Find the lines that include the string "does" and report how many there are. Give no other text.

-- START The records --

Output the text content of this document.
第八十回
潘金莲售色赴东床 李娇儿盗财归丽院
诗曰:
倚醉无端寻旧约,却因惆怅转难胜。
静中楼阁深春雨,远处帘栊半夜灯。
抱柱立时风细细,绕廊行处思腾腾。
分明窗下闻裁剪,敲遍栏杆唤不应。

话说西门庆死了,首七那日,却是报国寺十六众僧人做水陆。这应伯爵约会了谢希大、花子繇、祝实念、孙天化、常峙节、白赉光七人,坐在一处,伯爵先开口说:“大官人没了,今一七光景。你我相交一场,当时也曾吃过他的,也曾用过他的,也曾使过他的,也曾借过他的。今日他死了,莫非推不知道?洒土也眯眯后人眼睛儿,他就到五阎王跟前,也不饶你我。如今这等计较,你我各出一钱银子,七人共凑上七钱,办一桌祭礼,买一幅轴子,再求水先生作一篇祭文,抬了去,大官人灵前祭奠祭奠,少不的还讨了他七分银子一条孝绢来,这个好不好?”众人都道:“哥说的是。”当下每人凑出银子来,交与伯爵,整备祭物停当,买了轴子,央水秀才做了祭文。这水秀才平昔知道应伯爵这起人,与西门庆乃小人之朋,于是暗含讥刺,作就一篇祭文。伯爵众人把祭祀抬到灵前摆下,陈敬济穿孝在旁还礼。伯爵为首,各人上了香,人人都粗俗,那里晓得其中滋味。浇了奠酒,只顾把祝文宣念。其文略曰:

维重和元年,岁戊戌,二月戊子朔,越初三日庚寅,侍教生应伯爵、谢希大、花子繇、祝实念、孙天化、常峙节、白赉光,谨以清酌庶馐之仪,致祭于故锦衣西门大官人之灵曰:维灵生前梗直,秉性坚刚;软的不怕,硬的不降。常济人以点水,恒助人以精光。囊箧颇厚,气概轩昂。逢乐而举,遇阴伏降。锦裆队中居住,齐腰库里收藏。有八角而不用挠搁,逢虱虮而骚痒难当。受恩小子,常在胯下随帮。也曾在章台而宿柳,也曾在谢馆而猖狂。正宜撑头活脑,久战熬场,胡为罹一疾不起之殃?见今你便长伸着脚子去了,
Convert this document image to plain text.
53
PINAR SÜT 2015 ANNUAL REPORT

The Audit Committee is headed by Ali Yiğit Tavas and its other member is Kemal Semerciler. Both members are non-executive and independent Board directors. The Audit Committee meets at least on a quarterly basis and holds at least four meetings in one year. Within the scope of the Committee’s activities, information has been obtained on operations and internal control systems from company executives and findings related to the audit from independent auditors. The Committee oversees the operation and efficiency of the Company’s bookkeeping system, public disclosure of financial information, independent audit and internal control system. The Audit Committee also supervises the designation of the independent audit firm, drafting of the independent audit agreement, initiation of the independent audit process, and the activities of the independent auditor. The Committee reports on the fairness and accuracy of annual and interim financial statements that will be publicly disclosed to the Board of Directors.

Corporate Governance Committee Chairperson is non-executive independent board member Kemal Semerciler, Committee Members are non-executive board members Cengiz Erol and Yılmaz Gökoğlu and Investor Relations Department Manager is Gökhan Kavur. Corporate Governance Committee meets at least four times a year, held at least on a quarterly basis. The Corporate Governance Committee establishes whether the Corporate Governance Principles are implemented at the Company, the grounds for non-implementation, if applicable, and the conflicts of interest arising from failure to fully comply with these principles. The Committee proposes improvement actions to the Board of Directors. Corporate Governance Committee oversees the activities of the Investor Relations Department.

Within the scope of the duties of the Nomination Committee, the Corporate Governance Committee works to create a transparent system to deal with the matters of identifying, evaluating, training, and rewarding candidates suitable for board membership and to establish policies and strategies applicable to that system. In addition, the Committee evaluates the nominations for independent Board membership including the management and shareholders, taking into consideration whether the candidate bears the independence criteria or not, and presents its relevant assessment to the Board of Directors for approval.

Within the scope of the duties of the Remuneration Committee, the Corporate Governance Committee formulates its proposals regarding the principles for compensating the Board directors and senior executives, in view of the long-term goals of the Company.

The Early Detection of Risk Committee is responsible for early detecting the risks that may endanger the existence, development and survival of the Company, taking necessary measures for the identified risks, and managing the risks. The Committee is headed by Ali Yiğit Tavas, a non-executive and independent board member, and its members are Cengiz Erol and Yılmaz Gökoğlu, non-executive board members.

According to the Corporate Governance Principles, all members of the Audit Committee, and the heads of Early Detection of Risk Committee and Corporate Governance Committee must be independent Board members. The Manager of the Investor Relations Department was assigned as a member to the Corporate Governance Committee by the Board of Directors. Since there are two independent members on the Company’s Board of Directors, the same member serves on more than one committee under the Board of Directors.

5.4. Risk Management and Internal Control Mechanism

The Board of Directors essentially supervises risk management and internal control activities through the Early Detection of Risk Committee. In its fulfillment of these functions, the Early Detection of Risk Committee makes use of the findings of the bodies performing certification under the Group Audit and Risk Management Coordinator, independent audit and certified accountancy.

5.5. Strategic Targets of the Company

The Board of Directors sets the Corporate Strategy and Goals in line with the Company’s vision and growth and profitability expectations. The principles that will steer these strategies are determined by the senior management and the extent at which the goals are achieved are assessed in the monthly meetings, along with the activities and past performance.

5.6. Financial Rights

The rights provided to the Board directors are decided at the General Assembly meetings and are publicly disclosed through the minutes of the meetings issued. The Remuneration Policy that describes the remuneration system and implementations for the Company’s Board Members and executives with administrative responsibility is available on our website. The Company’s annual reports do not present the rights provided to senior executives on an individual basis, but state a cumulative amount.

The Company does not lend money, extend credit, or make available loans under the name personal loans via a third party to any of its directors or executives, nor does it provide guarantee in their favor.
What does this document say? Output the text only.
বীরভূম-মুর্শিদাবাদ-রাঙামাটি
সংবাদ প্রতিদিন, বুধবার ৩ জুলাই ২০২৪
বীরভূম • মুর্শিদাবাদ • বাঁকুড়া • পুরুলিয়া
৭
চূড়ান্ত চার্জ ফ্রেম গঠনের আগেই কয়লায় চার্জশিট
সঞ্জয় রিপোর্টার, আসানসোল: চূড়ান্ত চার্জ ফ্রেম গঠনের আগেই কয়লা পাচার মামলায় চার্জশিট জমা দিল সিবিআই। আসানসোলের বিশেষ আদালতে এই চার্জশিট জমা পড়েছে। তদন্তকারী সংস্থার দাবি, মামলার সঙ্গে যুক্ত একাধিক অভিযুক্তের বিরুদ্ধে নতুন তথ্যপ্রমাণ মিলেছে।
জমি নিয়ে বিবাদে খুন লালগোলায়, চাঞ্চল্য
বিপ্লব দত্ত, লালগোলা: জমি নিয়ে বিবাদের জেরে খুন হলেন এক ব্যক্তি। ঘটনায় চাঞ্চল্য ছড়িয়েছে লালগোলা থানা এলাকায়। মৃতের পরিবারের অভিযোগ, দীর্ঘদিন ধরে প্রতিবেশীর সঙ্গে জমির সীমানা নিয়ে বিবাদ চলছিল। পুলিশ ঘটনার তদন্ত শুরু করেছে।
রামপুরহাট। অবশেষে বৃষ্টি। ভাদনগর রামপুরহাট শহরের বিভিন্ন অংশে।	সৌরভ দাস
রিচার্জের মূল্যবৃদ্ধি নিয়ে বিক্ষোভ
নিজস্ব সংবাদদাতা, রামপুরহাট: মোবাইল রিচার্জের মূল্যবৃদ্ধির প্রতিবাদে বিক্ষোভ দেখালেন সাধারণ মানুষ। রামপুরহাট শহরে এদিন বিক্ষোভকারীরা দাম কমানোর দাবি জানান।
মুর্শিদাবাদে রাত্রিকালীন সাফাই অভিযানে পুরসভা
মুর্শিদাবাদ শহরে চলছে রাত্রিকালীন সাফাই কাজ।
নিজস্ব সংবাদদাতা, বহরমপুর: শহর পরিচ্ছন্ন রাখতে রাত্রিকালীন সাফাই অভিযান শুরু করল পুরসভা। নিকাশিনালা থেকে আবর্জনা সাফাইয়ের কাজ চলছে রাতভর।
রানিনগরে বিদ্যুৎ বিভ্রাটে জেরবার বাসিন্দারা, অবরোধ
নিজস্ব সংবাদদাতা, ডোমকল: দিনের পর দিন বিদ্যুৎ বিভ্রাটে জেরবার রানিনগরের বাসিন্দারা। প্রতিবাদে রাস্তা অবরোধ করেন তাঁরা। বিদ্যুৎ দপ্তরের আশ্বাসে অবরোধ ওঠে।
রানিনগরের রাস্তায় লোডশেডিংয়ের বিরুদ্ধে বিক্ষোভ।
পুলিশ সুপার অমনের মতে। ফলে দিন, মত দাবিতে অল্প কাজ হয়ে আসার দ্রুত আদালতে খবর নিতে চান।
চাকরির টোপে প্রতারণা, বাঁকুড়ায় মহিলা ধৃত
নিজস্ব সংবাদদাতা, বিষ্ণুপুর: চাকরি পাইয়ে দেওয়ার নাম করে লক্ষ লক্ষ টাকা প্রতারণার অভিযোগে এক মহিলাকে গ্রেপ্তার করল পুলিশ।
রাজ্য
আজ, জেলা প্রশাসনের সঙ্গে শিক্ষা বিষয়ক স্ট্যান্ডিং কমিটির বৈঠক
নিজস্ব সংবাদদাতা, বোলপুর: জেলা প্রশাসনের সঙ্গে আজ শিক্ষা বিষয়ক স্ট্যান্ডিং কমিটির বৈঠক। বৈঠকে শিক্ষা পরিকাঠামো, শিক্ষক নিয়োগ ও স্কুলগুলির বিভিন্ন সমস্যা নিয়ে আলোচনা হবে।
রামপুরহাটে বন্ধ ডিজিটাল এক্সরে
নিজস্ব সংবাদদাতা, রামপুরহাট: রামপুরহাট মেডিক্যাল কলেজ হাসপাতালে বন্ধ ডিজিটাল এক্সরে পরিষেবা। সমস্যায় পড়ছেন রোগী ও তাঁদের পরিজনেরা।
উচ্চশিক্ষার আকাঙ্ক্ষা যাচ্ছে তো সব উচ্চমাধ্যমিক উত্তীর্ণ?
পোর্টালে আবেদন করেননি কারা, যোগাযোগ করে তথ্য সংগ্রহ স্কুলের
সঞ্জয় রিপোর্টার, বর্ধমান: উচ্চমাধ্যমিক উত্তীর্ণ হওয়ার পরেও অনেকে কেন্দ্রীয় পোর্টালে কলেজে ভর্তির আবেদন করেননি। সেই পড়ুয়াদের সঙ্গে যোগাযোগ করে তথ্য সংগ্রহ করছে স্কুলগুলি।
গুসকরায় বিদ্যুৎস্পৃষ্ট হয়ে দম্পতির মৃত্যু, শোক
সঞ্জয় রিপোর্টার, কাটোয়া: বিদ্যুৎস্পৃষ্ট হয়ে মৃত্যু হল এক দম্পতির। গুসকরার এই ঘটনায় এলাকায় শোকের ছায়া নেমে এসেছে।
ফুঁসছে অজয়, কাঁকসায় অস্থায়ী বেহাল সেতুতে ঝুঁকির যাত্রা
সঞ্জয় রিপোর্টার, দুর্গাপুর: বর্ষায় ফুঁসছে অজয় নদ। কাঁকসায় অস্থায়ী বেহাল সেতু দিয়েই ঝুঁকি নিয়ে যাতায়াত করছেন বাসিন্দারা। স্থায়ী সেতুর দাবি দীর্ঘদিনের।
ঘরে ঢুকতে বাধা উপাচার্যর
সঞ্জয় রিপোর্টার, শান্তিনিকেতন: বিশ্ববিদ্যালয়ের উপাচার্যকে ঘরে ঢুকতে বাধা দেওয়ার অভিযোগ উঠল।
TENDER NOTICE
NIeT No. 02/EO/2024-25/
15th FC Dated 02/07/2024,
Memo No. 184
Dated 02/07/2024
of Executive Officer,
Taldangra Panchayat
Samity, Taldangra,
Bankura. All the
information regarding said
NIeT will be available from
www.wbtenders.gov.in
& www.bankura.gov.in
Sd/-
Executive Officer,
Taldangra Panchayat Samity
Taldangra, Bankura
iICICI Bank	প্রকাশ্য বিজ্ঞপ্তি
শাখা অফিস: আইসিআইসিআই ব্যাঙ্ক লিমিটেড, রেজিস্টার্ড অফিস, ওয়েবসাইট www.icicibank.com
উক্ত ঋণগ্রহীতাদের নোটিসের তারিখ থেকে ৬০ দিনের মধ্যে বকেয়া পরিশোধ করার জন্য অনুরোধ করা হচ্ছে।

-- END The records --

_Worked answer_
2